• _What is being asked_
In the data below, find every line with the string "melalui" and pull it out.

• _Rows_
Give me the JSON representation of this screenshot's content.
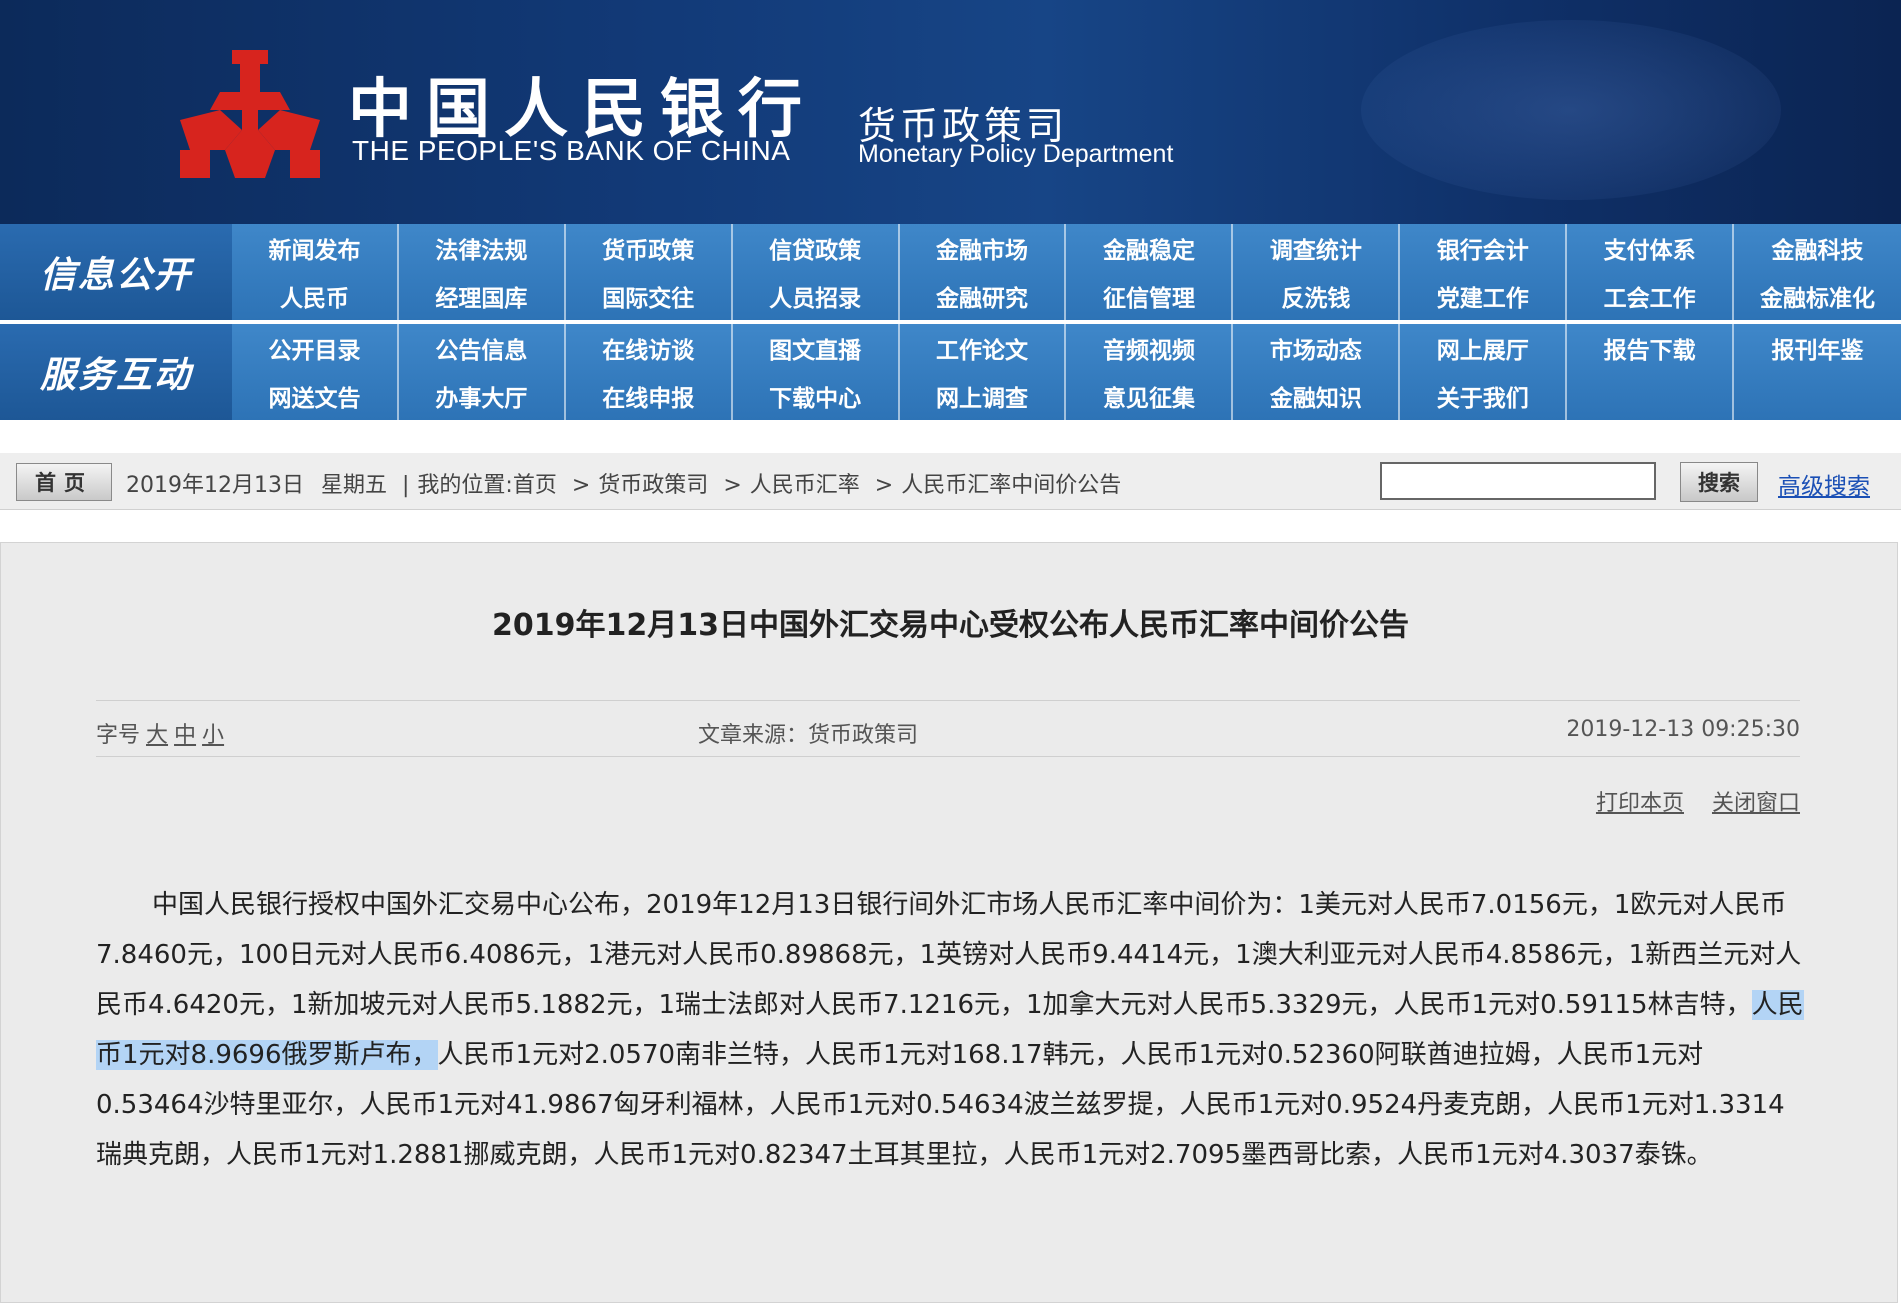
{
  "header": {
    "bank_name_cn": "中国人民银行",
    "bank_name_en": "THE PEOPLE'S BANK OF CHINA",
    "dept_cn": "货币政策司",
    "dept_en": "Monetary Policy Department",
    "logo_color": "#d7241e"
  },
  "nav": {
    "section1_label": "信息公开",
    "section1_items": [
      "新闻发布",
      "法律法规",
      "货币政策",
      "信贷政策",
      "金融市场",
      "金融稳定",
      "调查统计",
      "银行会计",
      "支付体系",
      "金融科技",
      "人民币",
      "经理国库",
      "国际交往",
      "人员招录",
      "金融研究",
      "征信管理",
      "反洗钱",
      "党建工作",
      "工会工作",
      "金融标准化"
    ],
    "section2_label": "服务互动",
    "section2_items": [
      "公开目录",
      "公告信息",
      "在线访谈",
      "图文直播",
      "工作论文",
      "音频视频",
      "市场动态",
      "网上展厅",
      "报告下载",
      "报刊年鉴",
      "网送文告",
      "办事大厅",
      "在线申报",
      "下载中心",
      "网上调查",
      "意见征集",
      "金融知识",
      "关于我们",
      "",
      ""
    ]
  },
  "breadcrumb": {
    "home_button": "首页",
    "date": "2019年12月13日",
    "weekday": "星期五",
    "location_label": "我的位置:",
    "crumbs": [
      "首页",
      "货币政策司",
      "人民币汇率",
      "人民币汇率中间价公告"
    ],
    "search_button": "搜索",
    "search_value": "",
    "advanced_search": "高级搜索"
  },
  "article": {
    "title": "2019年12月13日中国外汇交易中心受权公布人民币汇率中间价公告",
    "font_size_label": "字号",
    "font_size_options": [
      "大",
      "中",
      "小"
    ],
    "source": "文章来源：货币政策司",
    "datetime": "2019-12-13 09:25:30",
    "print_link": "打印本页",
    "close_link": "关闭窗口",
    "body_before": "中国人民银行授权中国外汇交易中心公布，2019年12月13日银行间外汇市场人民币汇率中间价为：1美元对人民币7.0156元，1欧元对人民币7.8460元，100日元对人民币6.4086元，1港元对人民币0.89868元，1英镑对人民币9.4414元，1澳大利亚元对人民币4.8586元，1新西兰元对人民币4.6420元，1新加坡元对人民币5.1882元，1瑞士法郎对人民币7.1216元，1加拿大元对人民币5.3329元，人民币1元对0.59115林吉特，",
    "body_highlight": "人民币1元对8.9696俄罗斯卢布，",
    "body_after": "人民币1元对2.0570南非兰特，人民币1元对168.17韩元，人民币1元对0.52360阿联酋迪拉姆，人民币1元对0.53464沙特里亚尔，人民币1元对41.9867匈牙利福林，人民币1元对0.54634波兰兹罗提，人民币1元对0.9524丹麦克朗，人民币1元对1.3314瑞典克朗，人民币1元对1.2881挪威克朗，人民币1元对0.82347土耳其里拉，人民币1元对2.7095墨西哥比索，人民币1元对4.3037泰铢。"
  }
}
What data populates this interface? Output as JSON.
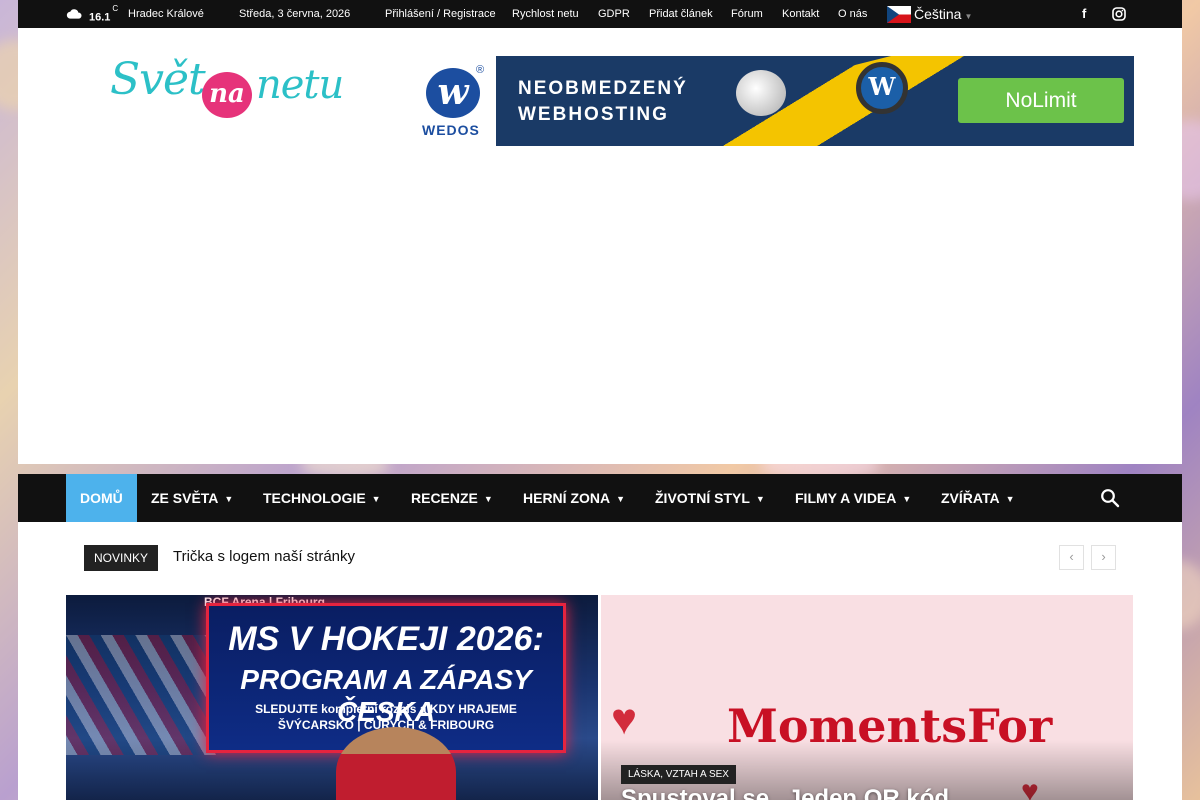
{
  "topbar": {
    "temperature": "16.1",
    "unit": "C",
    "city": "Hradec Králové",
    "date": "Středa, 3 června, 2026",
    "links": [
      "Přihlášení / Registrace",
      "Rychlost netu",
      "GDPR",
      "Přidat článek",
      "Fórum",
      "Kontakt",
      "O nás"
    ],
    "language": "Čeština",
    "icons": [
      "cloud-icon",
      "czech-flag-icon",
      "facebook-icon",
      "instagram-icon"
    ]
  },
  "logo": {
    "part1": "Svět",
    "part2": "na",
    "part3": "netu"
  },
  "banner": {
    "brand": "WEDOS",
    "reg": "®",
    "line1": "NEOBMEDZENÝ",
    "line2": "WEBHOSTING",
    "cta": "NoLimit",
    "accent": "#6cc24a"
  },
  "nav": {
    "items": [
      "DOMŮ",
      "ZE SVĚTA",
      "TECHNOLOGIE",
      "RECENZE",
      "HERNÍ ZONA",
      "ŽIVOTNÍ STYL",
      "FILMY A VIDEA",
      "ZVÍŘATA"
    ],
    "active_color": "#4db2ec"
  },
  "ticker": {
    "label": "NOVINKY",
    "text": "Trička s logem naší stránky",
    "prev": "‹",
    "next": "›"
  },
  "featured": [
    {
      "arena": "BCF Arena | Fribourg",
      "line1": "MS V HOKEJI 2026:",
      "line2": "PROGRAM A ZÁPASY ČESKA",
      "line3": "SLEDUJTE kompletní rozpis a KDY HRAJEME",
      "line4": "ŠVÝCARSKO | CURYCH & FRIBOURG"
    },
    {
      "image_text": "MomentsFor",
      "category": "LÁSKA, VZTAH A SEX",
      "title": "Spustoval se „Jeden QR kód"
    }
  ]
}
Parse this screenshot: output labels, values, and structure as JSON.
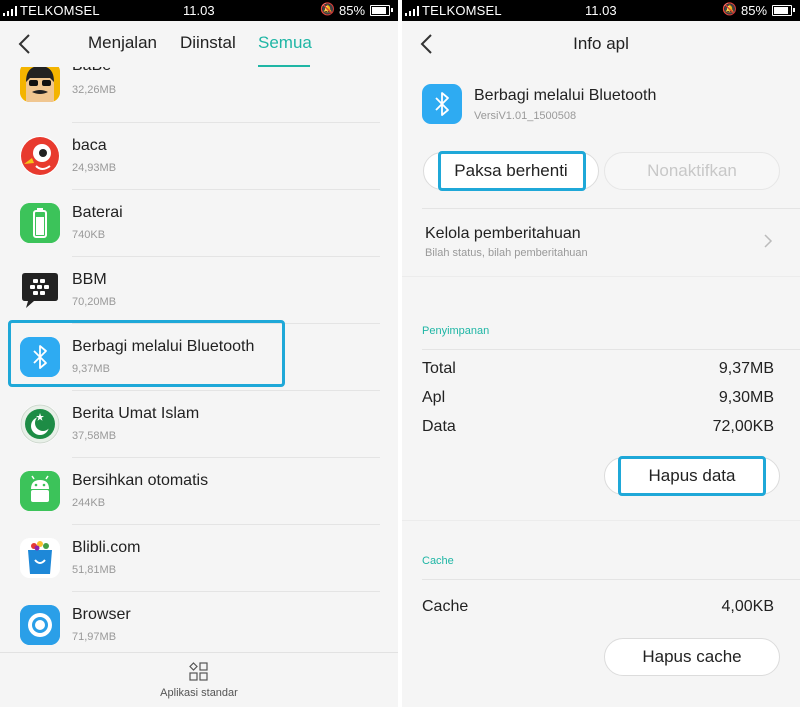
{
  "status_bar": {
    "carrier": "TELKOMSEL",
    "time": "11.03",
    "battery_pct": "85%",
    "battery_level": 0.85
  },
  "left": {
    "tabs": [
      {
        "label": "Menjalan"
      },
      {
        "label": "Diinstal"
      },
      {
        "label": "Semua"
      }
    ],
    "active_tab": "Semua",
    "apps": [
      {
        "name": "BaBe",
        "size": "32,26MB",
        "icon": "babe-icon"
      },
      {
        "name": "baca",
        "size": "24,93MB",
        "icon": "baca-bird-icon"
      },
      {
        "name": "Baterai",
        "size": "740KB",
        "icon": "battery-app-icon"
      },
      {
        "name": "BBM",
        "size": "70,20MB",
        "icon": "bbm-icon"
      },
      {
        "name": "Berbagi melalui Bluetooth",
        "size": "9,37MB",
        "icon": "bluetooth-icon"
      },
      {
        "name": "Berita Umat Islam",
        "size": "37,58MB",
        "icon": "crescent-moon-icon"
      },
      {
        "name": "Bersihkan otomatis",
        "size": "244KB",
        "icon": "android-robot-icon"
      },
      {
        "name": "Blibli.com",
        "size": "51,81MB",
        "icon": "shopping-bag-icon"
      },
      {
        "name": "Browser",
        "size": "71,97MB",
        "icon": "browser-icon"
      }
    ],
    "bottom_label": "Aplikasi standar"
  },
  "right": {
    "title": "Info apl",
    "app_name": "Berbagi melalui Bluetooth",
    "version": "VersiV1.01_1500508",
    "force_stop_label": "Paksa berhenti",
    "disable_label": "Nonaktifkan",
    "notifications_title": "Kelola pemberitahuan",
    "notifications_sub": "Bilah status, bilah pemberitahuan",
    "storage_section": "Penyimpanan",
    "storage": [
      {
        "label": "Total",
        "value": "9,37MB"
      },
      {
        "label": "Apl",
        "value": "9,30MB"
      },
      {
        "label": "Data",
        "value": "72,00KB"
      }
    ],
    "clear_data_label": "Hapus data",
    "cache_section": "Cache",
    "cache_label": "Cache",
    "cache_value": "4,00KB",
    "clear_cache_label": "Hapus cache"
  },
  "colors": {
    "accent": "#1fb6a5",
    "highlight": "#1fa8d8",
    "bluetooth": "#2eabf2"
  }
}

• _Result for this exercise_
        "name": "Berbagi melalui Bluetooth",
    "app_name": "Berbagi melalui Bluetooth",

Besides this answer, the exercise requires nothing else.